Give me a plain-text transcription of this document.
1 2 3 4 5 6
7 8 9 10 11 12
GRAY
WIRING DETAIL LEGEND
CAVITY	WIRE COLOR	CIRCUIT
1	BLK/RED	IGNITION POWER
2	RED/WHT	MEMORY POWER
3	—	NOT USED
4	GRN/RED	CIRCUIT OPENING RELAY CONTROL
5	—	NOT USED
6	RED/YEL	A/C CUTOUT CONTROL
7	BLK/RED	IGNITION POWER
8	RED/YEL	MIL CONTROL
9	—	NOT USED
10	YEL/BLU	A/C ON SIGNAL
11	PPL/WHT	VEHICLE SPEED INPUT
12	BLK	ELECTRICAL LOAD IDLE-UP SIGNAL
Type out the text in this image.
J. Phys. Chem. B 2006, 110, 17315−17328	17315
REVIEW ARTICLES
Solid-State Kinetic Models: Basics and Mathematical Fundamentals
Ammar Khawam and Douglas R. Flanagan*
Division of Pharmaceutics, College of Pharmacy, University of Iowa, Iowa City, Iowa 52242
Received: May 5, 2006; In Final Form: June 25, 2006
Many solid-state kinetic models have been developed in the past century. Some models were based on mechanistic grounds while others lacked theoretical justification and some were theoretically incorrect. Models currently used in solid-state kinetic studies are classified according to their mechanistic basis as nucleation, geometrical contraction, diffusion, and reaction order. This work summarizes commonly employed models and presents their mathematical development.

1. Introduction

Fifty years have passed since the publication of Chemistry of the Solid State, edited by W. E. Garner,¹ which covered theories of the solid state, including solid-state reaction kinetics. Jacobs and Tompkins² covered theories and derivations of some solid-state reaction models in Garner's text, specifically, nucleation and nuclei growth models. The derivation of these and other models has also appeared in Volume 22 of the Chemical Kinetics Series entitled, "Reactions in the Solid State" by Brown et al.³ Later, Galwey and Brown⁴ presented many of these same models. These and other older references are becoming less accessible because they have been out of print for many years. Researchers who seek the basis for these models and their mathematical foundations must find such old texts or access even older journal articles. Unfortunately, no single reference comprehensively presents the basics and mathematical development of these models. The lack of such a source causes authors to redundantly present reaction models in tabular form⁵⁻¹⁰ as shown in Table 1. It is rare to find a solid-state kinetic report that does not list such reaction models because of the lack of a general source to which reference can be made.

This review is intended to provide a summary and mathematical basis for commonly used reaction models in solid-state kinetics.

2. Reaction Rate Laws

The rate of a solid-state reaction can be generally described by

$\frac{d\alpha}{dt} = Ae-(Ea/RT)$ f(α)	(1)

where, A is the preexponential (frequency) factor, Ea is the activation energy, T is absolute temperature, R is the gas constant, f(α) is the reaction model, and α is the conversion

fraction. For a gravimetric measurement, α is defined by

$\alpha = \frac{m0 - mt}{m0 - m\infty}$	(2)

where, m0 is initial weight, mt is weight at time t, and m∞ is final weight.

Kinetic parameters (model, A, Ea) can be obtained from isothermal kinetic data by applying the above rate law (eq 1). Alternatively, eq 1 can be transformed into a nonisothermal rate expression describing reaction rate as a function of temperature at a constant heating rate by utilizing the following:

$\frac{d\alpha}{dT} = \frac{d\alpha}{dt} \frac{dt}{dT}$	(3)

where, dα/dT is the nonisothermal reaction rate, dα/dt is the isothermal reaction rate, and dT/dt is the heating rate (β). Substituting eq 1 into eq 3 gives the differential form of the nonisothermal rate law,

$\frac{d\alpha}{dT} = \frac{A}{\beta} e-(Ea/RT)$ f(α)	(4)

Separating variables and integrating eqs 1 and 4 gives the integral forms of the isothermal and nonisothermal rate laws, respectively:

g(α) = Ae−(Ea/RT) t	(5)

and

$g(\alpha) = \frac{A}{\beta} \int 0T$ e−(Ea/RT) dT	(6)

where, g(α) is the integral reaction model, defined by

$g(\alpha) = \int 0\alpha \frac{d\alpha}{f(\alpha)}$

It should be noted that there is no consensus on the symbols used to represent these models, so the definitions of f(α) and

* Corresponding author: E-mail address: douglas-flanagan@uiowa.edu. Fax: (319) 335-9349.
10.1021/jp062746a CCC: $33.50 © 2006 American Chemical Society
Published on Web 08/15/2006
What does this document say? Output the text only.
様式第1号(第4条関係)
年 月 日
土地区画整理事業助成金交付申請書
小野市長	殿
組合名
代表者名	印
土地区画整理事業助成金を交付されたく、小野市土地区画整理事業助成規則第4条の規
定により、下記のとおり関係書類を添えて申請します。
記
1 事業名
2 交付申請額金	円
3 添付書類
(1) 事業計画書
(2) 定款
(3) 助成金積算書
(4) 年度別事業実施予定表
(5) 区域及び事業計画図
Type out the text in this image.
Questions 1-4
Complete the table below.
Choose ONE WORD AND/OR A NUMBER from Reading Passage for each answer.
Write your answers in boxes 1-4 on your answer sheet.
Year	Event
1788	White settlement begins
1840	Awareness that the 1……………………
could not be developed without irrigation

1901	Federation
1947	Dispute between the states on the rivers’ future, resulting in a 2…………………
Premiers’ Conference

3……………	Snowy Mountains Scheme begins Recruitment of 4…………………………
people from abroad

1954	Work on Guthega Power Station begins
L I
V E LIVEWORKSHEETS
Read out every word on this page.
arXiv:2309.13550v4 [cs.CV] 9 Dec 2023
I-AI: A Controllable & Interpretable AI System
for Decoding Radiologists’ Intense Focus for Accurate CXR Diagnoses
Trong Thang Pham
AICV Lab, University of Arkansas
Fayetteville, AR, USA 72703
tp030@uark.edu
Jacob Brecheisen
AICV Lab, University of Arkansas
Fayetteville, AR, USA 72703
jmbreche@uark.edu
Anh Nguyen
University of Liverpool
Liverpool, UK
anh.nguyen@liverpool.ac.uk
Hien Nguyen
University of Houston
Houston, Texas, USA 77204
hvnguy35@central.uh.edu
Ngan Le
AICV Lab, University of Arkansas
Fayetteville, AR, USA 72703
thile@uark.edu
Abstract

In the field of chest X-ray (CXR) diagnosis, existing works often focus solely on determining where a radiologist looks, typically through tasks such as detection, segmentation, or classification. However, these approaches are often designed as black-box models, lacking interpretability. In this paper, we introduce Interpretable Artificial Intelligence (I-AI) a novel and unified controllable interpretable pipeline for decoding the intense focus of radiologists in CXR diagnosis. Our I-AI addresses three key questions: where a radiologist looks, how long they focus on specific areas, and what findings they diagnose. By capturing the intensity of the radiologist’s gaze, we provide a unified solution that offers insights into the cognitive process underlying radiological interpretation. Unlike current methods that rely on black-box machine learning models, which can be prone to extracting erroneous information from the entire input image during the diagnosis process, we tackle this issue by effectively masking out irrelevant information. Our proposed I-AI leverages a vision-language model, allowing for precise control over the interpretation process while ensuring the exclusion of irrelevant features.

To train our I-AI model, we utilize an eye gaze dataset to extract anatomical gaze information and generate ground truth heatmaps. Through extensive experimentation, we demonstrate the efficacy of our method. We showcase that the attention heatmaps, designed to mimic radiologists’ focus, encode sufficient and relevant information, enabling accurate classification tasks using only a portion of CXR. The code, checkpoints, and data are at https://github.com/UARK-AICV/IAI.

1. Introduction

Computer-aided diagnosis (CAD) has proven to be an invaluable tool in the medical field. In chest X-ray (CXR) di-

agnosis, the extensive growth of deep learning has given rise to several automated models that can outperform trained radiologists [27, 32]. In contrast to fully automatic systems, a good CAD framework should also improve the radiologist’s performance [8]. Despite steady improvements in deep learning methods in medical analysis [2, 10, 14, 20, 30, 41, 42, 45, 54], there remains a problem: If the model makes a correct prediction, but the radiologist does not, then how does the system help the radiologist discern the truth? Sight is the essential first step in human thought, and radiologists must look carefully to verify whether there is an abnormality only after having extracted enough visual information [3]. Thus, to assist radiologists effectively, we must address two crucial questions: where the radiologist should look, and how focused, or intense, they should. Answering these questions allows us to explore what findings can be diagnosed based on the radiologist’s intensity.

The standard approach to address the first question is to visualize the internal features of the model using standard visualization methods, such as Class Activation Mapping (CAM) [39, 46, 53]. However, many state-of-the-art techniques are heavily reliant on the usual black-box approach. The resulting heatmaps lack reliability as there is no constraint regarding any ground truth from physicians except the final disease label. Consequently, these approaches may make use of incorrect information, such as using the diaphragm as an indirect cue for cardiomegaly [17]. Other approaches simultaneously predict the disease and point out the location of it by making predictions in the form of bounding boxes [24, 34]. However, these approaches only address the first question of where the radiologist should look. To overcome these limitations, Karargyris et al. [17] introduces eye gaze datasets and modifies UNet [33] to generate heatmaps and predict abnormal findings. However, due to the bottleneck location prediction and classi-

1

*****

YOUR TASK -> In the records above, collect each line with "Houston".

SOLVED EXERCISE ->
University of Houston
Houston, Texas, USA 77204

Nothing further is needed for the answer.